Data supplied –
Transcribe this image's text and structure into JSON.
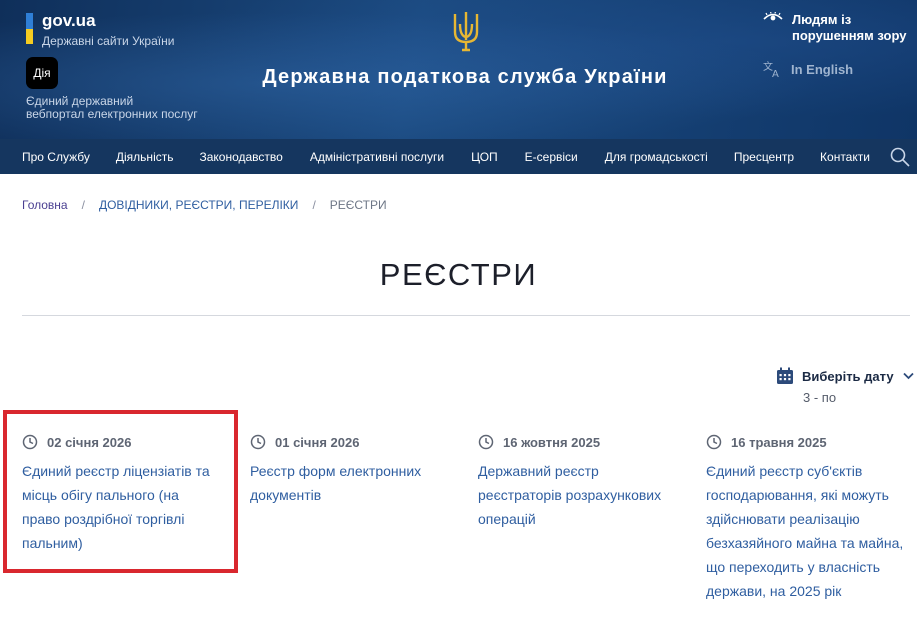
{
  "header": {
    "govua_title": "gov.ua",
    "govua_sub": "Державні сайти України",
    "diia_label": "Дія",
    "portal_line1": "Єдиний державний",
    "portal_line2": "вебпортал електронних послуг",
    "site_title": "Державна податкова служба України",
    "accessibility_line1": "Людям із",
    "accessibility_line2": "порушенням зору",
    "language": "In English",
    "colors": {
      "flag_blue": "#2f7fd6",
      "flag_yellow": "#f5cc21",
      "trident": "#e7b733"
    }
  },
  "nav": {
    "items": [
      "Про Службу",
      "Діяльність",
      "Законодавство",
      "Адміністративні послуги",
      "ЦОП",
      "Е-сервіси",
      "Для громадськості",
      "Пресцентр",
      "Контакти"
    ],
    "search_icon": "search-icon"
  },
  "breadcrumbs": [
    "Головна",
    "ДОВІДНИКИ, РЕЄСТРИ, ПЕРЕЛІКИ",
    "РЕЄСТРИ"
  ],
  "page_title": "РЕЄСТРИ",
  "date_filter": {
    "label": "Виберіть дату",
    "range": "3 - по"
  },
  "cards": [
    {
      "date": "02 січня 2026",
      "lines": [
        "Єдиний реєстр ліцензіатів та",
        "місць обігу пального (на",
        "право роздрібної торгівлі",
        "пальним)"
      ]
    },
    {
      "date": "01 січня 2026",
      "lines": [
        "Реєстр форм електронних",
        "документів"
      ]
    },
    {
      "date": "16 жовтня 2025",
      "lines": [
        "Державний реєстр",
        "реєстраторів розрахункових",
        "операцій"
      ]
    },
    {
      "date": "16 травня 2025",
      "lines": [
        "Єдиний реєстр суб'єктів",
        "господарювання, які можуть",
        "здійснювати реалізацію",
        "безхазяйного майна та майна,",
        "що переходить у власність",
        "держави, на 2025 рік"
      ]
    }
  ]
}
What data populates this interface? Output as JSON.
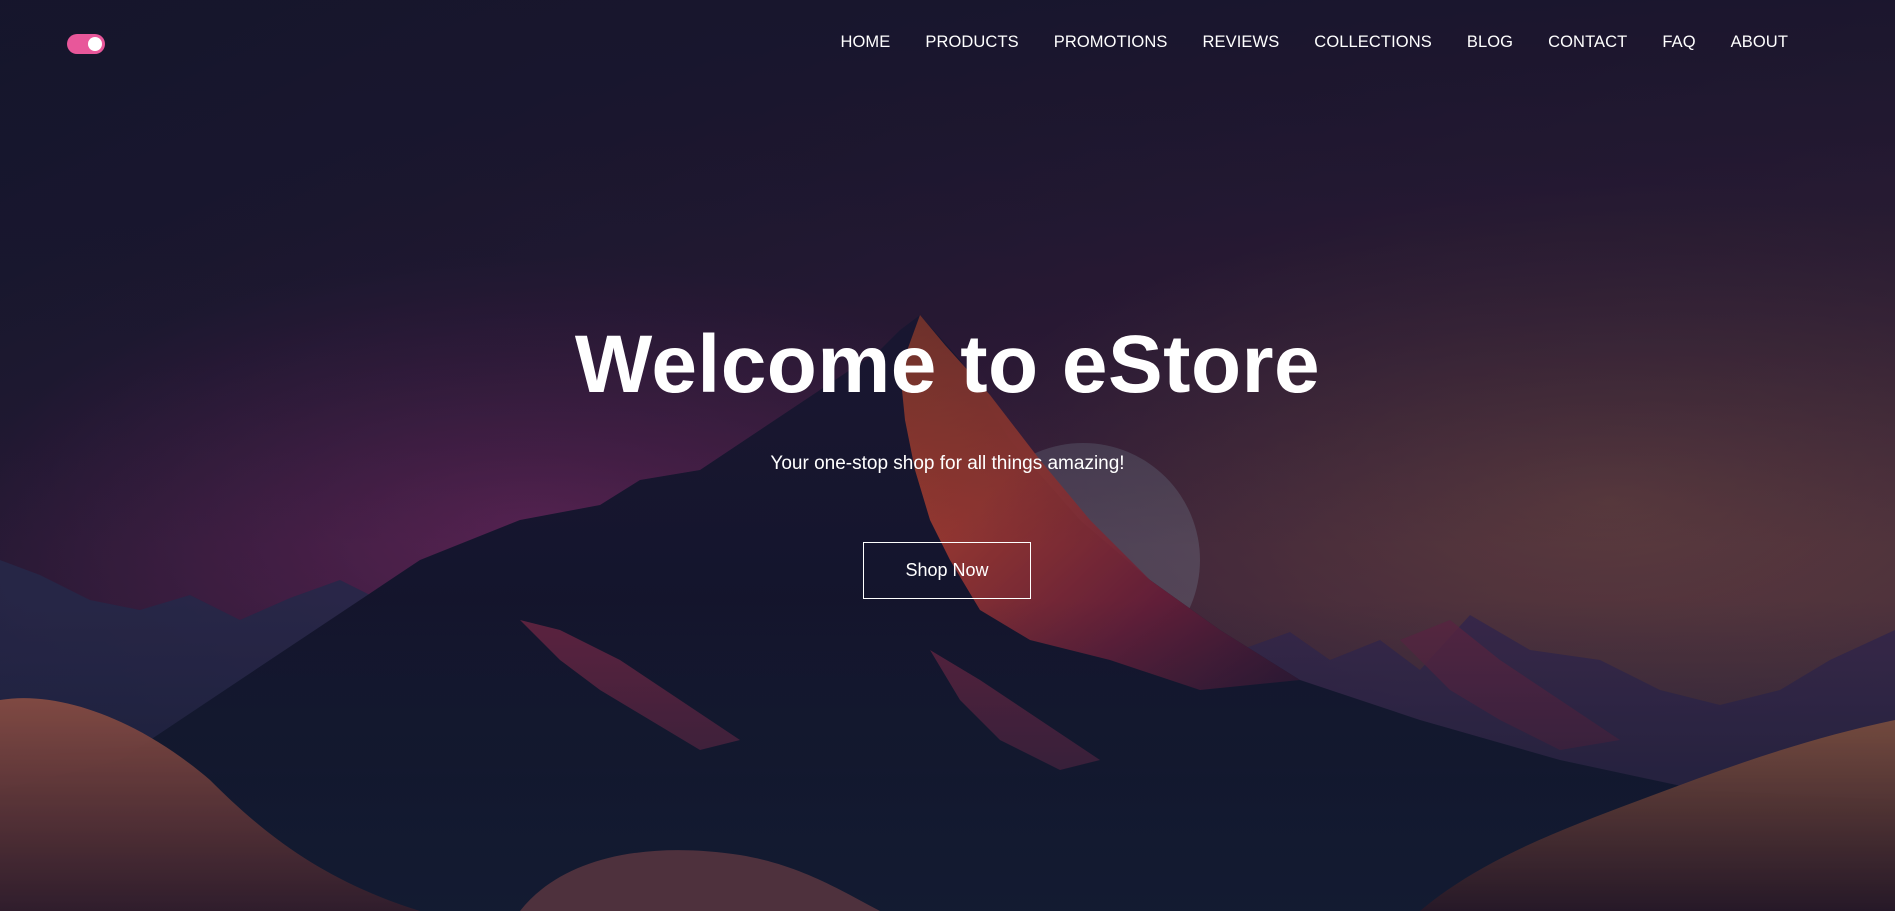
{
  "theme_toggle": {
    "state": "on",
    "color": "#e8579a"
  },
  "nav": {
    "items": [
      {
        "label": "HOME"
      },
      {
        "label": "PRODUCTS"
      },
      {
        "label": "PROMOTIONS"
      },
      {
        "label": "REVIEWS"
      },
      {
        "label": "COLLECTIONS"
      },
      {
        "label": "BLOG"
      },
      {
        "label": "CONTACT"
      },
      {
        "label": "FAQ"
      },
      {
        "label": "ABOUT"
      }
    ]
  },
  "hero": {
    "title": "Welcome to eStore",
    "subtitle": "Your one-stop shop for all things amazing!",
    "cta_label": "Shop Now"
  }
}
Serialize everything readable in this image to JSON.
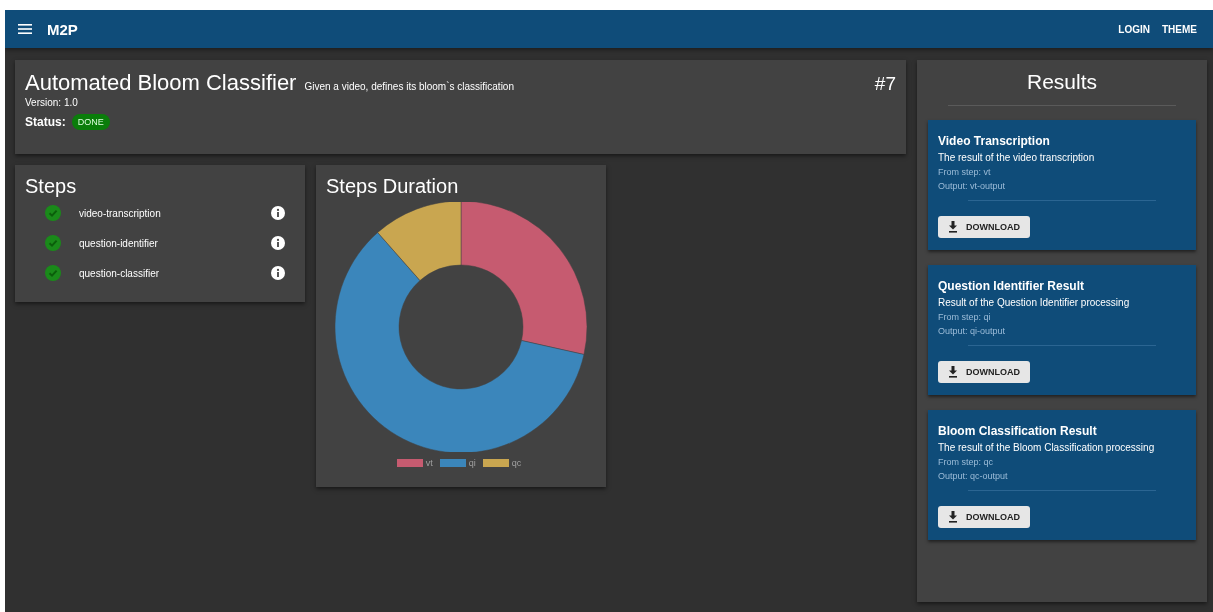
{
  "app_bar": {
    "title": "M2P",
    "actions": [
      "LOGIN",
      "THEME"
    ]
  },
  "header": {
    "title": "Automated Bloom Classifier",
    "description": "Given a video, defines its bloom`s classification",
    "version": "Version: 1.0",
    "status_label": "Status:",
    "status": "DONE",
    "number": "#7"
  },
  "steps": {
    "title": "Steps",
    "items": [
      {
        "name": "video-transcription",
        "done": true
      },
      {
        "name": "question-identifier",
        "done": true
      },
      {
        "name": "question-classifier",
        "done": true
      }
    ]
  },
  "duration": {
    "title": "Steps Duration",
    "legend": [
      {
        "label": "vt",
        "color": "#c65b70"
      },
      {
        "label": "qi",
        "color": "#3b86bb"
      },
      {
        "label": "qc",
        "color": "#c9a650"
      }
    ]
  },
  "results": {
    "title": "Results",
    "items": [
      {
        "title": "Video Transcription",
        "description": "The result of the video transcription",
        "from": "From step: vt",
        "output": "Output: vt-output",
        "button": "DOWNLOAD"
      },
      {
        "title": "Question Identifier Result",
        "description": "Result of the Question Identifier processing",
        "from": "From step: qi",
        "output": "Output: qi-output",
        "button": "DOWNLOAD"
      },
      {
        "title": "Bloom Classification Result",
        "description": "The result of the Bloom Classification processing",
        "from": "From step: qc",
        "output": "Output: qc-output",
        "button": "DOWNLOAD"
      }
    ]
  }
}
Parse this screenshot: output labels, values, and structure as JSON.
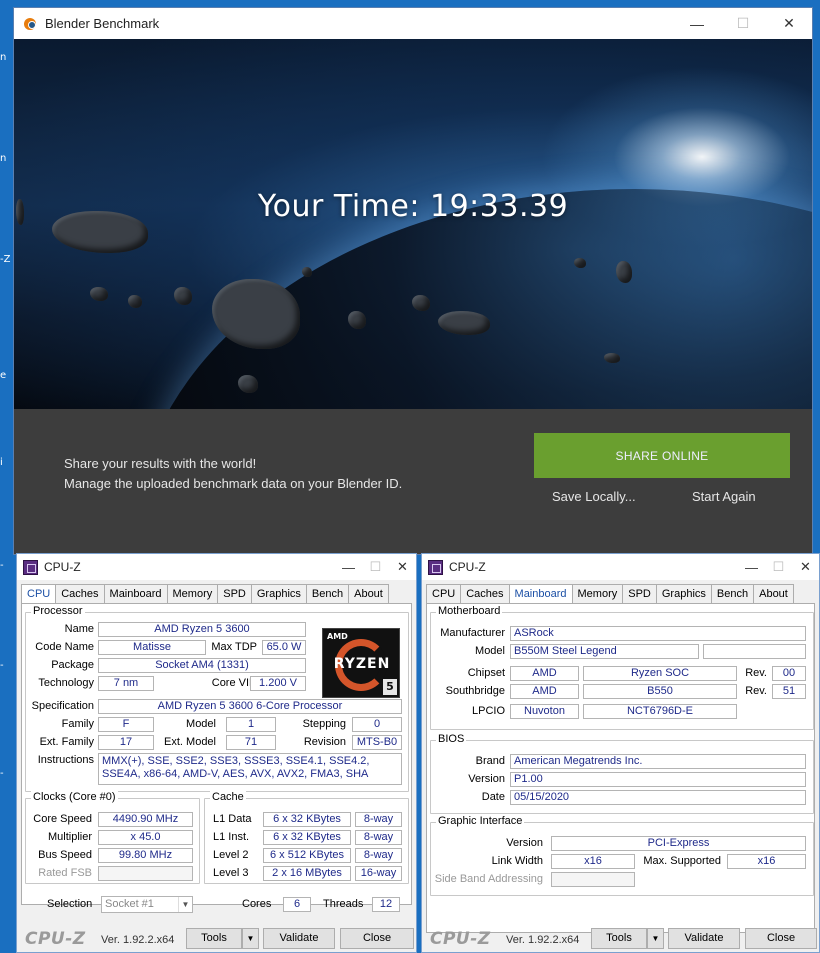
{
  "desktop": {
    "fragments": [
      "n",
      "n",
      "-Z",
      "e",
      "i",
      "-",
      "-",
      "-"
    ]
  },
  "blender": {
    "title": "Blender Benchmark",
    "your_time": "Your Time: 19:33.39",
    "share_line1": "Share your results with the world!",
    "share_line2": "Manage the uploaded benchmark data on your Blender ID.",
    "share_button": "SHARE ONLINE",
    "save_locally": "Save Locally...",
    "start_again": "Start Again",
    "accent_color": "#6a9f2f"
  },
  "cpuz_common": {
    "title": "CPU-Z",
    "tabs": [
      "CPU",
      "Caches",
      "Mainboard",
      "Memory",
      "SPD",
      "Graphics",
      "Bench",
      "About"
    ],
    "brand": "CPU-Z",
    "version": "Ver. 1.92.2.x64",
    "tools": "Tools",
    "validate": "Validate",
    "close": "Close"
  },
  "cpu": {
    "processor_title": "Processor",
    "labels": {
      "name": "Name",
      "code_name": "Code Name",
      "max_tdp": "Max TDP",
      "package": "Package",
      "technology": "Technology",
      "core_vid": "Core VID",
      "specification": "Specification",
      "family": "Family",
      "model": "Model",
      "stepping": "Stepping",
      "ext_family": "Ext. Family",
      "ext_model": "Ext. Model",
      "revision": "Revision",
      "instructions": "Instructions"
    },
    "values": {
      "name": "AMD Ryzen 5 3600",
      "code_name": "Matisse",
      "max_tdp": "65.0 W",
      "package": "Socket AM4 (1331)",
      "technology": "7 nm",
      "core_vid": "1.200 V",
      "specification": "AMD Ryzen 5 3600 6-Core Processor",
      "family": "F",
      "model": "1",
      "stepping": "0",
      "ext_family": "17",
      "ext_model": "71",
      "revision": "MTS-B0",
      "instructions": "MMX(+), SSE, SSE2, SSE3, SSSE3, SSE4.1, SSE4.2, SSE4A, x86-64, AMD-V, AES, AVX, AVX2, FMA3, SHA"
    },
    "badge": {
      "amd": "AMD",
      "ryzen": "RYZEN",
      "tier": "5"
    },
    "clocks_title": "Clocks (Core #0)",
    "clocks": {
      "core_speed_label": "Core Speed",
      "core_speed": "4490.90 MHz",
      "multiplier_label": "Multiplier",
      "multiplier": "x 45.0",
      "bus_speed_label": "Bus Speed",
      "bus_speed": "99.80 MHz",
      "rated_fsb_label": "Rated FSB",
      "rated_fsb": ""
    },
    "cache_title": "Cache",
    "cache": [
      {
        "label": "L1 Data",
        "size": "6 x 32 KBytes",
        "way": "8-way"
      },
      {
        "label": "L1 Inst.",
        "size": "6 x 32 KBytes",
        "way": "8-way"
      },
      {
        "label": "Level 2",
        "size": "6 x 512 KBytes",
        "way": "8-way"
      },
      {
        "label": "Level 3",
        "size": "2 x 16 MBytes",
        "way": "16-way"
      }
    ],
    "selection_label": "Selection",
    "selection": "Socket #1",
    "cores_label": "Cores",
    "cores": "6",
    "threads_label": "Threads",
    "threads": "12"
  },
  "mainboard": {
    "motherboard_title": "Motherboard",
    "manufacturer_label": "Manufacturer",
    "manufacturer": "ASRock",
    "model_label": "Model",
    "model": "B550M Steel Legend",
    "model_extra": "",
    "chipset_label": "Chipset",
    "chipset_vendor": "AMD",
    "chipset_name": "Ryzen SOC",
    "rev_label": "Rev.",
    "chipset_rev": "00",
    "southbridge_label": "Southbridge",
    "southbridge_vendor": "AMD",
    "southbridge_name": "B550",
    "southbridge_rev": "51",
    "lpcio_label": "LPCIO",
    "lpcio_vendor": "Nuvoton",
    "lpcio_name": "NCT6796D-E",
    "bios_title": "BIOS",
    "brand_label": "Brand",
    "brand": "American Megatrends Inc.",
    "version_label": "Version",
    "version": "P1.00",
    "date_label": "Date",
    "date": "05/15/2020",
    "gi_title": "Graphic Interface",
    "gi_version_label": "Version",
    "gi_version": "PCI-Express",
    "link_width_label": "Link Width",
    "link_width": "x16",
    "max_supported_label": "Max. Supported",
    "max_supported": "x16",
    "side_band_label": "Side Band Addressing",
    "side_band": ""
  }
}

Exercise description – Extract all lines from the material above that include the word "image".

The answer –
Transcribe this image's text and structure into JSON.
Serialize everything readable in this image to JSON.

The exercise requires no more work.